Arbeitsaufträge >>
(a) Geben Sie den Text über den EyHof vollständig und wortgetreu wieder.
(b) Wählen Sie aus den Einträgen jede Zeile aus, in der die Zeichenfolge „equation“ vorkommt, und schreiben Sie diese Zeilen ab. Achten Sie dabei auf Groß- und Kleinschreibung.

Ausgewählter Textauszug >>
«Wir haben bei null angefangen»
Genau so stellt man sich einen Hof im Emmental vor: ein schmuckes Bauernhaus, Getreidefelder, einige Kühe auf grüner Wiese, mit Obst behängte Bäume und ein einladender Hofladen mit frischem Gemüse. Doch der EyHof in Burgdorf, in neunter Generation durch die Familie Kunz geführt, ist alles andere als traditionell unterwegs: In den ehemaligen Stallungen der Schweine ziehen die innovativen Landwirte seit 2015 Shrimps auf. So erfolgreich, dass im Sommer 2020 die Produktion mit neuen Becken vergrössert wurde.
Neues Standbein gesucht
Wie für viele andere Landwirte bedeutete die Aufhebung staatlicher Garantien auch für Familie Kunz mehr Handlungsspielraum – und mehr unternehmerischen Druck. Es galt, bewährte Konzepte zu überdenken – oder ganz über Bord zu werfen. «Unser Hof grenzt direkt an mehrere Wohnquartiere, da kam die Erweiterung der Schweinezucht auf eine betriebswirtschaftlich sinnvolle Grösse nicht infrage», erinnert sich Irene Kunz. «Damit der Hof uns und auch die Söhne samt Familien ernähren kann, brauchten wir einen anspruchsvollen neuen Betriebszweig – einen, der sich nicht so leicht kopieren lässt. Und irgendwann landeten wir bei Shrimps.»

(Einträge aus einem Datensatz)
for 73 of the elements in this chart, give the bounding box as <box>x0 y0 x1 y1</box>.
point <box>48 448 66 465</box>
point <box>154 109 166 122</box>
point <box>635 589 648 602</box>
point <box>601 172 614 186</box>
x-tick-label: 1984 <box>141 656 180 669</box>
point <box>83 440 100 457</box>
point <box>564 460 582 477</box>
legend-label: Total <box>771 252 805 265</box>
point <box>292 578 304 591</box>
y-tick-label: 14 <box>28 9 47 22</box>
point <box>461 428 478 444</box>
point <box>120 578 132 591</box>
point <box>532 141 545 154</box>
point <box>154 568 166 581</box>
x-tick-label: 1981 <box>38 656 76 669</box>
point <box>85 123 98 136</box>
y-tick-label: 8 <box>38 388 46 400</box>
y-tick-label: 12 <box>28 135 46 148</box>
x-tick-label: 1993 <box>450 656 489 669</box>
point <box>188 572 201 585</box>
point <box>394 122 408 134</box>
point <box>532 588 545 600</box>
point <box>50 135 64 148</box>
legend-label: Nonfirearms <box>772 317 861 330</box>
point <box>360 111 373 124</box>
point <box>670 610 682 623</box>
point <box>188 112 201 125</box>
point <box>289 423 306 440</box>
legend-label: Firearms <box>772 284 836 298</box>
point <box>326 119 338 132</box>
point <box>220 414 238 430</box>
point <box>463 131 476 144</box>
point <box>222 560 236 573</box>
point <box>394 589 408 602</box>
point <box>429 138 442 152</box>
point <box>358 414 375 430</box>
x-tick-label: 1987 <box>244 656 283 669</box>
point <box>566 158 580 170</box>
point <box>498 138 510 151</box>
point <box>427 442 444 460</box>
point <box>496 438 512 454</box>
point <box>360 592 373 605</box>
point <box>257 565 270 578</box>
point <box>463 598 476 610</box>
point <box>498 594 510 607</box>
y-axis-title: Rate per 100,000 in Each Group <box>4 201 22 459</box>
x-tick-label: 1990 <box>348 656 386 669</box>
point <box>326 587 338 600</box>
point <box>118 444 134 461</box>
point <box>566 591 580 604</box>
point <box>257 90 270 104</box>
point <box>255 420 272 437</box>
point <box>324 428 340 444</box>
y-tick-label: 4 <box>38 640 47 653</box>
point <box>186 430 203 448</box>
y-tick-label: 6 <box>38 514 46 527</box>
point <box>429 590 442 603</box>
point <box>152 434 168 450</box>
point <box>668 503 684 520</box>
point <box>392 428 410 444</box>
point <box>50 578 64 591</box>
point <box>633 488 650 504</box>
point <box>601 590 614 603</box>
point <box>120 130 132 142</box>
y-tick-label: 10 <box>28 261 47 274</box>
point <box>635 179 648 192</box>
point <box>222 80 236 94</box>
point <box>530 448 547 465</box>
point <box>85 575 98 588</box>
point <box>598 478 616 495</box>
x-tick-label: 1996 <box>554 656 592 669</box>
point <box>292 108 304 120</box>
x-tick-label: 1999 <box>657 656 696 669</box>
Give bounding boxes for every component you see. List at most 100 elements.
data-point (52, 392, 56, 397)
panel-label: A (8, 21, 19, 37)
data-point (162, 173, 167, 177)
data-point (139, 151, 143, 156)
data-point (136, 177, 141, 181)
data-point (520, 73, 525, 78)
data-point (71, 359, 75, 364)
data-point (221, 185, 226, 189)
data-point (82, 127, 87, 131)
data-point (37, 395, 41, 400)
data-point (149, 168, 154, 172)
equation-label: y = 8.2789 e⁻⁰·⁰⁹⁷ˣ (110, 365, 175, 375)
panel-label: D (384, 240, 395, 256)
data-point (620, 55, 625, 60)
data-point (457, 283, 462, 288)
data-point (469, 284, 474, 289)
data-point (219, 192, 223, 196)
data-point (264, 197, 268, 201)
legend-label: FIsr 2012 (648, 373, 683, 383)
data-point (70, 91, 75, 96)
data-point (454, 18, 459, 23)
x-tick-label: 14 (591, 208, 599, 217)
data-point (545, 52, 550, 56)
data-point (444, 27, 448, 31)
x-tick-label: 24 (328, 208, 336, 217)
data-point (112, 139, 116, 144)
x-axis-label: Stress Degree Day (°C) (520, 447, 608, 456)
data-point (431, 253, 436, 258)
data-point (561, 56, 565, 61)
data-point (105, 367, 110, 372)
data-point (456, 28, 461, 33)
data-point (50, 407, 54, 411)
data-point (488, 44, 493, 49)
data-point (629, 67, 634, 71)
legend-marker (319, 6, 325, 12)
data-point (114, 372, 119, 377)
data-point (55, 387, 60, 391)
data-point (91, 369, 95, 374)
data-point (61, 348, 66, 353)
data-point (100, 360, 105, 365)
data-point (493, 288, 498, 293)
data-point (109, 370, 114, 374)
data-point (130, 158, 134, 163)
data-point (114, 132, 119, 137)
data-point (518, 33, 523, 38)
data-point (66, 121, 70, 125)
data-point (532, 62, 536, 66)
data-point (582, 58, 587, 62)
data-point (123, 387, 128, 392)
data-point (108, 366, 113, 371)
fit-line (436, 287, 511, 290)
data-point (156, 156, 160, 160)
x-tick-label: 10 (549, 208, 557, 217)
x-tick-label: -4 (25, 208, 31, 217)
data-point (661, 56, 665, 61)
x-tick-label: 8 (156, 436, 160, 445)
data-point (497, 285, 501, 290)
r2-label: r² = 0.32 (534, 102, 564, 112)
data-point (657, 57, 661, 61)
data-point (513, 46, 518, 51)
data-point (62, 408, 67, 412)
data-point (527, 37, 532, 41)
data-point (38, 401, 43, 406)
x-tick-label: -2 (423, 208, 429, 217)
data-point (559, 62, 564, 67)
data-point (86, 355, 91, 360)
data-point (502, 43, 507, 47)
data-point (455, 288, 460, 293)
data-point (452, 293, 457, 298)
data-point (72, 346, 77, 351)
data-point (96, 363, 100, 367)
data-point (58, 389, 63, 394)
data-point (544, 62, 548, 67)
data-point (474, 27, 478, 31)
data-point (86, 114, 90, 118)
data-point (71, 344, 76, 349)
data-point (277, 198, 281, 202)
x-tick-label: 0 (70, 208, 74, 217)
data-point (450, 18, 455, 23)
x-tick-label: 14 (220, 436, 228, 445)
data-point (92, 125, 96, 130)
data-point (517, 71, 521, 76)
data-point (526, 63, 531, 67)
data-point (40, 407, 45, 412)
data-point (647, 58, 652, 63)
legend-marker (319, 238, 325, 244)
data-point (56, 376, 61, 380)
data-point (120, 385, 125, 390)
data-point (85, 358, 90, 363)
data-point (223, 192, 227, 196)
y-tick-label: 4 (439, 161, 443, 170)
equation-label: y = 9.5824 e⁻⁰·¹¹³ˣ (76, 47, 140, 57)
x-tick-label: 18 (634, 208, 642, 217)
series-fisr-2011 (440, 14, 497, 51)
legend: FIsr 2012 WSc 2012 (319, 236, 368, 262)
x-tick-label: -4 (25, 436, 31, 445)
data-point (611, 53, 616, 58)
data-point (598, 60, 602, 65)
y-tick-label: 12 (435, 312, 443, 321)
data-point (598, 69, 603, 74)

Lösungen >>
(a)
«Wir haben bei null angefangen»
Genau so stellt man sich einen Hof im Emmental vor: ein schmuckes Bauernhaus, Getreidefelder, einige Kühe auf grüner Wiese, mit Obst behängte Bäume und ein einladender Hofladen mit frischem Gemüse. Doch der EyHof in Burgdorf, in neunter Generation durch die Familie Kunz geführt, ist alles andere als traditionell unterwegs: In den ehemaligen Stallungen der Schweine ziehen die innovativen Landwirte seit 2015 Shrimps auf. So erfolgreich, dass im Sommer 2020 die Produktion mit neuen Becken vergrössert wurde.
Neues Standbein gesucht
Wie für viele andere Landwirte bedeutete die Aufhebung staatlicher Garantien auch für Familie Kunz mehr Handlungsspielraum – und mehr unternehmerischen Druck. Es galt, bewährte Konzepte zu überdenken – oder ganz über Bord zu werfen. «Unser Hof grenzt direkt an mehrere Wohnquartiere, da kam die Erweiterung der Schweinezucht auf eine betriebswirtschaftlich sinnvolle Grösse nicht infrage», erinnert sich Irene Kunz. «Damit der Hof uns und auch die Söhne samt Familien ernähren kann, brauchten wir einen anspruchsvollen neuen Betriebszweig – einen, der sich nicht so leicht kopieren lässt. Und irgendwann landeten wir bei Shrimps.»

(b)
equation-label: y = 8.2789 e⁻⁰·⁰⁹⁷ˣ (110, 365, 175, 375)
equation-label: y = 9.5824 e⁻⁰·¹¹³ˣ (76, 47, 140, 57)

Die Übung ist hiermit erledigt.